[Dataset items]

=======

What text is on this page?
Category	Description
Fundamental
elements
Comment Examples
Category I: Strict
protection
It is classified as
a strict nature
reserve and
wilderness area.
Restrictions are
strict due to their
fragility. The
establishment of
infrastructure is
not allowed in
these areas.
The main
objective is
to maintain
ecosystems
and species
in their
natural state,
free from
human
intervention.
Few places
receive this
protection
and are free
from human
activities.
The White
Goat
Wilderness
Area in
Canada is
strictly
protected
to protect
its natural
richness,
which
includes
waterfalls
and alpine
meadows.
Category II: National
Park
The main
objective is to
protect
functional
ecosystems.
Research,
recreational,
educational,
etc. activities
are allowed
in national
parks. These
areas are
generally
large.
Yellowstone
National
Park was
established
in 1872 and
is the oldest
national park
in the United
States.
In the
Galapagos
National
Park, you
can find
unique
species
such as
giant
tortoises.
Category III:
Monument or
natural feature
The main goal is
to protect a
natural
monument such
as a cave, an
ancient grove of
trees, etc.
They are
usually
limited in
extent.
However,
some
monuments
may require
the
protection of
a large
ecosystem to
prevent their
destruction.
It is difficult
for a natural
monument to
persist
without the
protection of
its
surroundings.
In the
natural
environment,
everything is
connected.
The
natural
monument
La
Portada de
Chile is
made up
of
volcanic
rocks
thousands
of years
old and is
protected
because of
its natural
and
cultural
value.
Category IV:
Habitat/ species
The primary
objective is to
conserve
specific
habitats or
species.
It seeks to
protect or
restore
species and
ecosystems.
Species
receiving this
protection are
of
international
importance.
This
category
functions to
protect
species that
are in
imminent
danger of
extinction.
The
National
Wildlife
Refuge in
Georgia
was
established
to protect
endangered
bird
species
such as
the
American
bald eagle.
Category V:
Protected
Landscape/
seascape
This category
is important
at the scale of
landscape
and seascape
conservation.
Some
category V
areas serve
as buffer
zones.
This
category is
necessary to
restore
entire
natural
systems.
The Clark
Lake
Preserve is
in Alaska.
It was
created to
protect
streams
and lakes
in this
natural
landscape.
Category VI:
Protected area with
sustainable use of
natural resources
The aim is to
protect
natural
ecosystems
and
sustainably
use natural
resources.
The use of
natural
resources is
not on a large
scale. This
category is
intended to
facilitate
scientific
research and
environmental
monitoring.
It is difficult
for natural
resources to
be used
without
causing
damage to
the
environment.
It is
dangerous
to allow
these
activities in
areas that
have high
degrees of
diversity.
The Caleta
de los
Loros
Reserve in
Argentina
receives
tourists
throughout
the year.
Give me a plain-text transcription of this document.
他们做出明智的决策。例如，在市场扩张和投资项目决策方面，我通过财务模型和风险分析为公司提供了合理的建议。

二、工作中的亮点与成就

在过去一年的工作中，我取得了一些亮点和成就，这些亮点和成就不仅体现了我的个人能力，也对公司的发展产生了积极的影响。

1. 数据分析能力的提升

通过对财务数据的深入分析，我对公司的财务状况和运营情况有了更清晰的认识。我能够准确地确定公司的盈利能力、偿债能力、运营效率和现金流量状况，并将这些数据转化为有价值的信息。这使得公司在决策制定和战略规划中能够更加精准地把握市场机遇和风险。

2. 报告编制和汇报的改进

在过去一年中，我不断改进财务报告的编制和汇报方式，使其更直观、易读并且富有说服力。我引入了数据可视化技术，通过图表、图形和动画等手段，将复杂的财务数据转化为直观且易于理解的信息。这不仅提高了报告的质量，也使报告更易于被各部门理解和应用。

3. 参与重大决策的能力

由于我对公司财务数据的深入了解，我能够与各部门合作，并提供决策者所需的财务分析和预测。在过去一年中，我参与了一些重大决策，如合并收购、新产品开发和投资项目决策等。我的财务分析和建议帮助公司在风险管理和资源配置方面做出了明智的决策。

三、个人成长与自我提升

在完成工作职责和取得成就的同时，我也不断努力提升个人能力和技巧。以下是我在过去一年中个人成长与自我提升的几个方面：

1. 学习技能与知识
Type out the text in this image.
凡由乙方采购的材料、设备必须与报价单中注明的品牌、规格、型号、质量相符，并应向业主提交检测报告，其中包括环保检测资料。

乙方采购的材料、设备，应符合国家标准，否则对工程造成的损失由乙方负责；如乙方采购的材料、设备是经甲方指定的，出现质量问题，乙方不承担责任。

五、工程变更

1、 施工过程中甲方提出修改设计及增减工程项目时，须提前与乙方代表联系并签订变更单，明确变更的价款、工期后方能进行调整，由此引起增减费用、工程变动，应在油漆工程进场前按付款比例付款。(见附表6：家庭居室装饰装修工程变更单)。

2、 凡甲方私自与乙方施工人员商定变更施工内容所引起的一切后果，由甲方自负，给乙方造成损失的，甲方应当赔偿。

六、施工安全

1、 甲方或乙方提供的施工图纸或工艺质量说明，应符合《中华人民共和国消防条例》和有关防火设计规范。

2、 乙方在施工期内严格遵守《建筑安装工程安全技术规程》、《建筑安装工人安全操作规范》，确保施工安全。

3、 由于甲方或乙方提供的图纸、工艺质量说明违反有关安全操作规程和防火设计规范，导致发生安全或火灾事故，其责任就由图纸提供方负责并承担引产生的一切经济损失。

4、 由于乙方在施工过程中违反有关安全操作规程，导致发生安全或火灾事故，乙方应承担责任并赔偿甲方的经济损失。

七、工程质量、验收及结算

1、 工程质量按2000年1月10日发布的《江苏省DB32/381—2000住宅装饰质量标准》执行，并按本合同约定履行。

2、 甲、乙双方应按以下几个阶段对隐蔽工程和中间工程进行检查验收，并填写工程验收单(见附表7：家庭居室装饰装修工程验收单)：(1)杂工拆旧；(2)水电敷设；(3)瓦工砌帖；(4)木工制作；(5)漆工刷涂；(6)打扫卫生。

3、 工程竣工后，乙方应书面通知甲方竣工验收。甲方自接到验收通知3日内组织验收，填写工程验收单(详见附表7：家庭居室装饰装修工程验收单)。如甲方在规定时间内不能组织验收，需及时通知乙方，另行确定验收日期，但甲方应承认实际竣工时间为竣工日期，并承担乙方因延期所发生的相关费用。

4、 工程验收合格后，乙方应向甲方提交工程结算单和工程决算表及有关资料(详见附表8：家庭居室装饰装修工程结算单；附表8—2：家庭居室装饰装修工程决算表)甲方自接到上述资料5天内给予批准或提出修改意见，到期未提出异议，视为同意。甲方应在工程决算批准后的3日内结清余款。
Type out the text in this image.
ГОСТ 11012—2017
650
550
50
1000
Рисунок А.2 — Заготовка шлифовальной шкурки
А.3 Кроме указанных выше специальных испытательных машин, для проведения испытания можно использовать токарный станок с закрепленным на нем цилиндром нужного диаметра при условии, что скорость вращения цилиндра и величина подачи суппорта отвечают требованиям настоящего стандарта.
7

=======

AIM> Repeat the material from above exactly, word for word.

OUTPUT OF THE EXERCISE>
What text is on this page?
Category	Description
Fundamental
elements
Comment Examples
Category I: Strict
protection
It is classified as
a strict nature
reserve and
wilderness area.
Restrictions are
strict due to their
fragility. The
establishment of
infrastructure is
not allowed in
these areas.
The main
objective is
to maintain
ecosystems
and species
in their
natural state,
free from
human
intervention.
Few places
receive this
protection
and are free
from human
activities.
The White
Goat
Wilderness
Area in
Canada is
strictly
protected
to protect
its natural
richness,
which
includes
waterfalls
and alpine
meadows.
Category II: National
Park
The main
objective is to
protect
functional
ecosystems.
Research,
recreational,
educational,
etc. activities
are allowed
in national
parks. These
areas are
generally
large.
Yellowstone
National
Park was
established
in 1872 and
is the oldest
national park
in the United
States.
In the
Galapagos
National
Park, you
can find
unique
species
such as
giant
tortoises.
Category III:
Monument or
natural feature
The main goal is
to protect a
natural
monument such
as a cave, an
ancient grove of
trees, etc.
They are
usually
limited in
extent.
However,
some
monuments
may require
the
protection of
a large
ecosystem to
prevent their
destruction.
It is difficult
for a natural
monument to
persist
without the
protection of
its
surroundings.
In the
natural
environment,
everything is
connected.
The
natural
monument
La
Portada de
Chile is
made up
of
volcanic
rocks
thousands
of years
old and is
protected
because of
its natural
and
cultural
value.
Category IV:
Habitat/ species
The primary
objective is to
conserve
specific
habitats or
species.
It seeks to
protect or
restore
species and
ecosystems.
Species
receiving this
protection are
of
international
importance.
This
category
functions to
protect
species that
are in
imminent
danger of
extinction.
The
National
Wildlife
Refuge in
Georgia
was
established
to protect
endangered
bird
species
such as
the
American
bald eagle.
Category V:
Protected
Landscape/
seascape
This category
is important
at the scale of
landscape
and seascape
conservation.
Some
category V
areas serve
as buffer
zones.
This
category is
necessary to
restore
entire
natural
systems.
The Clark
Lake
Preserve is
in Alaska.
It was
created to
protect
streams
and lakes
in this
natural
landscape.
Category VI:
Protected area with
sustainable use of
natural resources
The aim is to
protect
natural
ecosystems
and
sustainably
use natural
resources.
The use of
natural
resources is
not on a large
scale. This
category is
intended to
facilitate
scientific
research and
environmental
monitoring.
It is difficult
for natural
resources to
be used
without
causing
damage to
the
environment.
It is
dangerous
to allow
these
activities in
areas that
have high
degrees of
diversity.
The Caleta
de los
Loros
Reserve in
Argentina
receives
tourists
throughout
the year.
Give me a plain-text transcription of this document.
他们做出明智的决策。例如，在市场扩张和投资项目决策方面，我通过财务模型和风险分析为公司提供了合理的建议。

二、工作中的亮点与成就

在过去一年的工作中，我取得了一些亮点和成就，这些亮点和成就不仅体现了我的个人能力，也对公司的发展产生了积极的影响。

1. 数据分析能力的提升

通过对财务数据的深入分析，我对公司的财务状况和运营情况有了更清晰的认识。我能够准确地确定公司的盈利能力、偿债能力、运营效率和现金流量状况，并将这些数据转化为有价值的信息。这使得公司在决策制定和战略规划中能够更加精准地把握市场机遇和风险。

2. 报告编制和汇报的改进

在过去一年中，我不断改进财务报告的编制和汇报方式，使其更直观、易读并且富有说服力。我引入了数据可视化技术，通过图表、图形和动画等手段，将复杂的财务数据转化为直观且易于理解的信息。这不仅提高了报告的质量，也使报告更易于被各部门理解和应用。

3. 参与重大决策的能力

由于我对公司财务数据的深入了解，我能够与各部门合作，并提供决策者所需的财务分析和预测。在过去一年中，我参与了一些重大决策，如合并收购、新产品开发和投资项目决策等。我的财务分析和建议帮助公司在风险管理和资源配置方面做出了明智的决策。

三、个人成长与自我提升

在完成工作职责和取得成就的同时，我也不断努力提升个人能力和技巧。以下是我在过去一年中个人成长与自我提升的几个方面：

1. 学习技能与知识
Type out the text in this image.
凡由乙方采购的材料、设备必须与报价单中注明的品牌、规格、型号、质量相符，并应向业主提交检测报告，其中包括环保检测资料。

乙方采购的材料、设备，应符合国家标准，否则对工程造成的损失由乙方负责；如乙方采购的材料、设备是经甲方指定的，出现质量问题，乙方不承担责任。

五、工程变更

1、 施工过程中甲方提出修改设计及增减工程项目时，须提前与乙方代表联系并签订变更单，明确变更的价款、工期后方能进行调整，由此引起增减费用、工程变动，应在油漆工程进场前按付款比例付款。(见附表6：家庭居室装饰装修工程变更单)。

2、 凡甲方私自与乙方施工人员商定变更施工内容所引起的一切后果，由甲方自负，给乙方造成损失的，甲方应当赔偿。

六、施工安全

1、 甲方或乙方提供的施工图纸或工艺质量说明，应符合《中华人民共和国消防条例》和有关防火设计规范。

2、 乙方在施工期内严格遵守《建筑安装工程安全技术规程》、《建筑安装工人安全操作规范》，确保施工安全。

3、 由于甲方或乙方提供的图纸、工艺质量说明违反有关安全操作规程和防火设计规范，导致发生安全或火灾事故，其责任就由图纸提供方负责并承担引产生的一切经济损失。

4、 由于乙方在施工过程中违反有关安全操作规程，导致发生安全或火灾事故，乙方应承担责任并赔偿甲方的经济损失。

七、工程质量、验收及结算

1、 工程质量按2000年1月10日发布的《江苏省DB32/381—2000住宅装饰质量标准》执行，并按本合同约定履行。

2、 甲、乙双方应按以下几个阶段对隐蔽工程和中间工程进行检查验收，并填写工程验收单(见附表7：家庭居室装饰装修工程验收单)：(1)杂工拆旧；(2)水电敷设；(3)瓦工砌帖；(4)木工制作；(5)漆工刷涂；(6)打扫卫生。

3、 工程竣工后，乙方应书面通知甲方竣工验收。甲方自接到验收通知3日内组织验收，填写工程验收单(详见附表7：家庭居室装饰装修工程验收单)。如甲方在规定时间内不能组织验收，需及时通知乙方，另行确定验收日期，但甲方应承认实际竣工时间为竣工日期，并承担乙方因延期所发生的相关费用。

4、 工程验收合格后，乙方应向甲方提交工程结算单和工程决算表及有关资料(详见附表8：家庭居室装饰装修工程结算单；附表8—2：家庭居室装饰装修工程决算表)甲方自接到上述资料5天内给予批准或提出修改意见，到期未提出异议，视为同意。甲方应在工程决算批准后的3日内结清余款。
Type out the text in this image.
ГОСТ 11012—2017
650
550
50
1000
Рисунок А.2 — Заготовка шлифовальной шкурки
А.3 Кроме указанных выше специальных испытательных машин, для проведения испытания можно использовать токарный станок с закрепленным на нем цилиндром нужного диаметра при условии, что скорость вращения цилиндра и величина подачи суппорта отвечают требованиям настоящего стандарта.
7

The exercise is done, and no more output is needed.